*SHORT EXERCISE*
Tally the lines in the records underneath that contain the string "value", and state the figure by itself.

*RECORD LIST*

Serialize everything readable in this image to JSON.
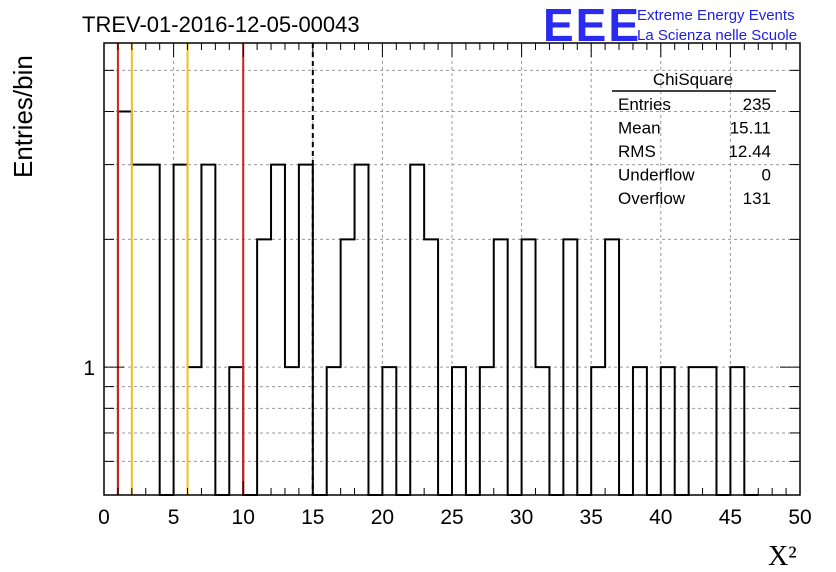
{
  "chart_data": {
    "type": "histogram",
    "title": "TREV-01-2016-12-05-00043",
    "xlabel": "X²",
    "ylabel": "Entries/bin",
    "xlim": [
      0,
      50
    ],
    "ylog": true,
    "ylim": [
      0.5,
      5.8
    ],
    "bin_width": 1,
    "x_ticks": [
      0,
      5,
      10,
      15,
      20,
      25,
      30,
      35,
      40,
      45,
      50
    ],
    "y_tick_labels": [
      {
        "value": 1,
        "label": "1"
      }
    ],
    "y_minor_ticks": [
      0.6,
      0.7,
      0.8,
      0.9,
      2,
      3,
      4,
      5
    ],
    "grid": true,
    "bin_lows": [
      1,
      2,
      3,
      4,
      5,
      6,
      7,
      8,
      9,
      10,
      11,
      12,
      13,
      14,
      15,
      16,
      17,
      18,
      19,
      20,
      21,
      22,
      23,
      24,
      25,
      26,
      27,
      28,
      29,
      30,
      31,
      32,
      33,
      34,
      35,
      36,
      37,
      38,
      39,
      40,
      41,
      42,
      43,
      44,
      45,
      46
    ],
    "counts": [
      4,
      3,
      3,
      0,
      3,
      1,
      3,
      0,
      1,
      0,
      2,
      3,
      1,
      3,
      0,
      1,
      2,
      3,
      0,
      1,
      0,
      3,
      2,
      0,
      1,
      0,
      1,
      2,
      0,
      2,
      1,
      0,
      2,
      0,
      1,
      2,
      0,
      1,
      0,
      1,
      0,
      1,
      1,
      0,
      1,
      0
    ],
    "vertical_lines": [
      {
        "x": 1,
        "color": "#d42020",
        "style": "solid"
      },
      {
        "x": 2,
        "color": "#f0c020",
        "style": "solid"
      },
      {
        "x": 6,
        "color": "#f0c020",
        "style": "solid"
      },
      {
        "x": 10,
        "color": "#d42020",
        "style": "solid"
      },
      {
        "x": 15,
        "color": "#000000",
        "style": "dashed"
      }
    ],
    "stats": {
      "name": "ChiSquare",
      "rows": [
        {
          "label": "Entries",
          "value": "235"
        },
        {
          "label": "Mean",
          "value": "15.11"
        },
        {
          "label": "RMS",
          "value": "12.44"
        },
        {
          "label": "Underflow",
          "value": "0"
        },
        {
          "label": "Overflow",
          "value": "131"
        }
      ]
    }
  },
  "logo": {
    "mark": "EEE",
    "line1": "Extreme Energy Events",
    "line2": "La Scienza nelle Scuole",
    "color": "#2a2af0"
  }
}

*WRITTEN REPLY*
6